→ **What you need to do**
• a. Decide whether each statement agrees with the text on the telemetry pipeline, answering yes or no and quoting the words of the text that settle it. (i) Traces are collected by an embedded Arize Phoenix instance. (ii) The trace ID is extracted from the root span as a 64-character hex string. (iii) Each workflow execution creates a root span.
• b. Pick up the text on the telemetry pipeline after its final line and carry it further.

→ **Document segment**

--------------------

Keyboard shortcuts

Press or to navigate between chapters

Press S or / to search in the book

Press ? to show this help

Press Esc to hide this help

Telemetry Pipeline (OTel + Phoenix)

Agent Studio uses OpenTelemetry with OpenInference semantic conventions for workflow observability. Traces are collected by an embedded Arize Phoenix instance. An external harness should implement a compatible telemetry pipeline to enable visual execution monitoring.

Architecture

Trace Export

Each workflow execution creates a root span and exports traces to Phoenix:

from phoenix.otel import register

tracer_provider = register(
    project_name=workflow_name,
    endpoint=f"{ops_endpoint}/v1/traces",
    headers={"Authorization": f"Bearer {api_key}"},
)

The trace ID is extracted from the root span as a 32-character hex string:

tracer = tracer_provider.get_tracer("opentelemetry.agentstudio.workflow.model")
with tracer.start_as_current_span(f"Workflow Run: {time}") as span:
    trace_id = f"{span.get_span_context().trace_id:032x}"

--------------------

Dataset entries
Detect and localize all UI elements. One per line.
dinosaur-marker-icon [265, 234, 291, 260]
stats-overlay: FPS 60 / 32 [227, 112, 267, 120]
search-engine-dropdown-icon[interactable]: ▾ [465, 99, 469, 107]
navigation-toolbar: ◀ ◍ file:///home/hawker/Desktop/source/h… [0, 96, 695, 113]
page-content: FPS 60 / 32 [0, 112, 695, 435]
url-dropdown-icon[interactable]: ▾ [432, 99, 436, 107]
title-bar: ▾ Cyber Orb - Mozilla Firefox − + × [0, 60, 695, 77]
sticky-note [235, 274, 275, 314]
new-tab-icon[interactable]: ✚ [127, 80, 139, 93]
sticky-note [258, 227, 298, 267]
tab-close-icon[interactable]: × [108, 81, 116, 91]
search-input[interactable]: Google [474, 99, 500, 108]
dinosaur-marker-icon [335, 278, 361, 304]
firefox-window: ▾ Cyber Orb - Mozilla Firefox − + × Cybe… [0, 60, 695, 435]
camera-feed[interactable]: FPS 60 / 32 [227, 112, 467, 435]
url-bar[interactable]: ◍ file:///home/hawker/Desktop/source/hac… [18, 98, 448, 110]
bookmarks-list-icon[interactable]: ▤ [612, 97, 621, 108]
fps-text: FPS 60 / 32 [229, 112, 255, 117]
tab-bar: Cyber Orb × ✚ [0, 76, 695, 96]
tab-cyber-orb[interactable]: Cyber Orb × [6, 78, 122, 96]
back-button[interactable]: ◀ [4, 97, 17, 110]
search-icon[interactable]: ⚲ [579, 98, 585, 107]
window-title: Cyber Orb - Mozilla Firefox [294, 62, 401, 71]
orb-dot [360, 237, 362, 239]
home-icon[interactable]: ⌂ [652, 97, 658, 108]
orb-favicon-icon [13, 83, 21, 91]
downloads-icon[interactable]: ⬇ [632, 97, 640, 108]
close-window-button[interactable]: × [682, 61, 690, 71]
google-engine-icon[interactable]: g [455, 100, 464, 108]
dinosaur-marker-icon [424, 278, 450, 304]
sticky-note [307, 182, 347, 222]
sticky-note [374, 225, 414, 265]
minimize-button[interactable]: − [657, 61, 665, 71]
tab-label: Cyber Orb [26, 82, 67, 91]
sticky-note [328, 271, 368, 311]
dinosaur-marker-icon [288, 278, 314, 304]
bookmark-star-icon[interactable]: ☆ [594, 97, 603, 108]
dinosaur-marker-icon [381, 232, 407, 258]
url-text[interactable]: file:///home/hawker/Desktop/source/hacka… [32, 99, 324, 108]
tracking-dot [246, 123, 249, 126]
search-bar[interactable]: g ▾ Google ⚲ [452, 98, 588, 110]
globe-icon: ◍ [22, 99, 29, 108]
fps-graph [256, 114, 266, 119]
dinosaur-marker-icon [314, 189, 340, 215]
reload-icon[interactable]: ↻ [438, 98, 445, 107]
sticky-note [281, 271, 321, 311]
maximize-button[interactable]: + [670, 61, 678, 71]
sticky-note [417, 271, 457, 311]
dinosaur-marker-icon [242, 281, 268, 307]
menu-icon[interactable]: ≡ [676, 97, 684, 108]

--------------------

→ **Task-by-task outputs**
• a.
(i) Yes: "Traces are collected by an embedded Arize Phoenix instance."
(ii) No: "The trace ID is extracted from the root span as a 32-character hex string"
(iii) Yes: "Each workflow execution creates a root span and exports traces to Phoenix"

• b.
Framework Instrumentors

Agent Studio uses OpenInference instrumentors to automatically capture framework-level spans:

FrameworkInstrumentorCaptures
CrewAIopeninference.instrumentation.crewai.CrewAIInstrumentorCrew, Agent, Task execution spans
LiteLLMopeninference.instrumentation.litellm.LiteLLMInstrumentorLLM API call spans
LangChainopeninference.instrumentation.langchain.LangChainInstrumentorLangGraph node execution spans

Instrumentation is applied once per runner process:

CrewAIInstrumentor().instrument(tracer_provider=tracer_provider)
LiteLLMInstrumentor().instrument(tracer_provider=tracer_provider)

Structured Event Pipeline

In addition to OTel traces, Agent Studio captures a structured event stream from CrewAI’s event bus. This powers the real-time canvas overlay.

Event Registration

Global handlers are registered on the CrewAI event bus singleton:

from crewai.utilities.events import crewai_event_bus

for event_cls in EVENT_PROCESSORS:
    crewai_event_bus.on(event_cls)(post_event)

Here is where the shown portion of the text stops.